### Stated goal
Return the records word for word. Any pictures in them are not part of the copy.
═══ Provided records ═══
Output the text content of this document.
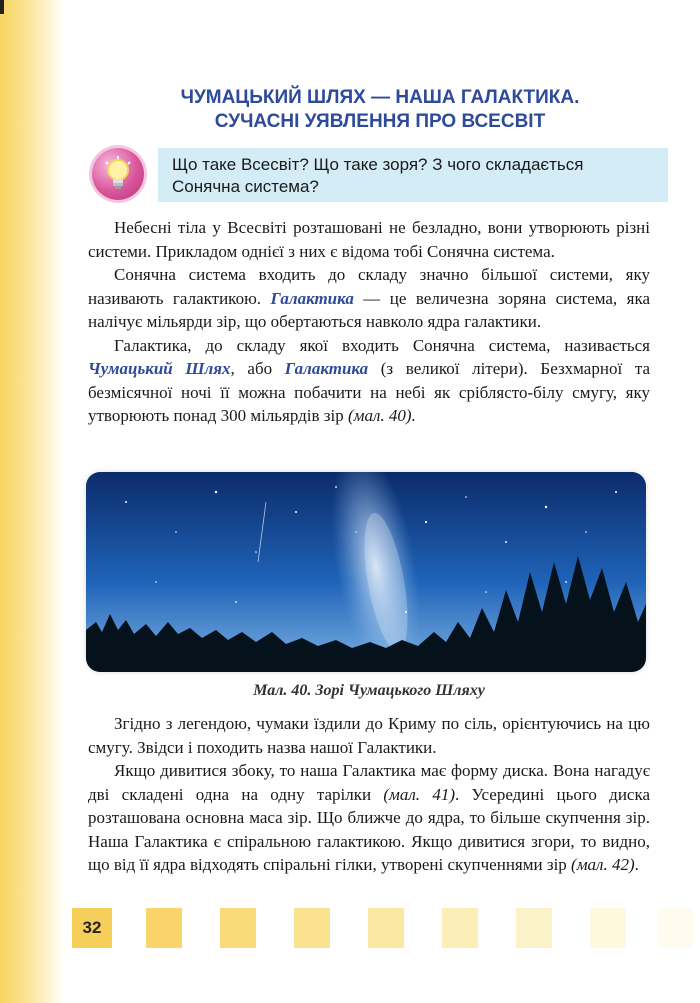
ЧУМАЦЬКИЙ ШЛЯХ — НАША ГАЛАКТИКА.
СУЧАСНІ УЯВЛЕННЯ ПРО ВСЕСВІТ
Що таке Всесвіт? Що таке зоря? З чого складається Сонячна система?

Небесні тіла у Всесвіті розташовані не безладно, вони утворюють різні системи. Прикладом однієї з них є відома тобі Сонячна система.

Сонячна система входить до складу значно більшої системи, яку називають галактикою. Галактика — це величезна зоряна система, яка налічує мільярди зір, що обертаються навколо ядра галактики.

Галактика, до складу якої входить Сонячна система, називається Чумацький Шлях, або Галактика (з великої літери). Безхмарної та безмісячної ночі її можна побачити на небі як сріблясто-білу смугу, яку утворюють понад 300 мільярдів зір (мал. 40).

Мал. 40. Зорі Чумацького Шляху

Згідно з легендою, чумаки їздили до Криму по сіль, орієнтуючись на цю смугу. Звідси і походить назва нашої Галактики.

Якщо дивитися збоку, то наша Галактика має форму диска. Вона нагадує дві складені одна на одну тарілки (мал. 41). Усередині цього диска розташована основна маса зір. Що ближче до ядра, то більше скупчення зір. Наша Галактика є спіральною галактикою. Якщо дивитися згори, то видно, що від її ядра відходять спіральні гілки, утворені скупченнями зір (мал. 42).

32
═══
### Response to the task
Output the text content of this document.
ЧУМАЦЬКИЙ ШЛЯХ — НАША ГАЛАКТИКА.
СУЧАСНІ УЯВЛЕННЯ ПРО ВСЕСВІТ
Що таке Всесвіт? Що таке зоря? З чого складається Сонячна система?

Небесні тіла у Всесвіті розташовані не безладно, вони утворюють різні системи. Прикладом однієї з них є відома тобі Сонячна система.

Сонячна система входить до складу значно більшої системи, яку називають галактикою. Галактика — це величезна зоряна система, яка налічує мільярди зір, що обертаються навколо ядра галактики.

Галактика, до складу якої входить Сонячна система, називається Чумацький Шлях, або Галактика (з великої літери). Безхмарної та безмісячної ночі її можна побачити на небі як сріблясто-білу смугу, яку утворюють понад 300 мільярдів зір (мал. 40).

Мал. 40. Зорі Чумацького Шляху

Згідно з легендою, чумаки їздили до Криму по сіль, орієнтуючись на цю смугу. Звідси і походить назва нашої Галактики.

Якщо дивитися збоку, то наша Галактика має форму диска. Вона нагадує дві складені одна на одну тарілки (мал. 41). Усередині цього диска розташована основна маса зір. Що ближче до ядра, то більше скупчення зір. Наша Галактика є спіральною галактикою. Якщо дивитися згори, то видно, що від її ядра відходять спіральні гілки, утворені скупченнями зір (мал. 42).

32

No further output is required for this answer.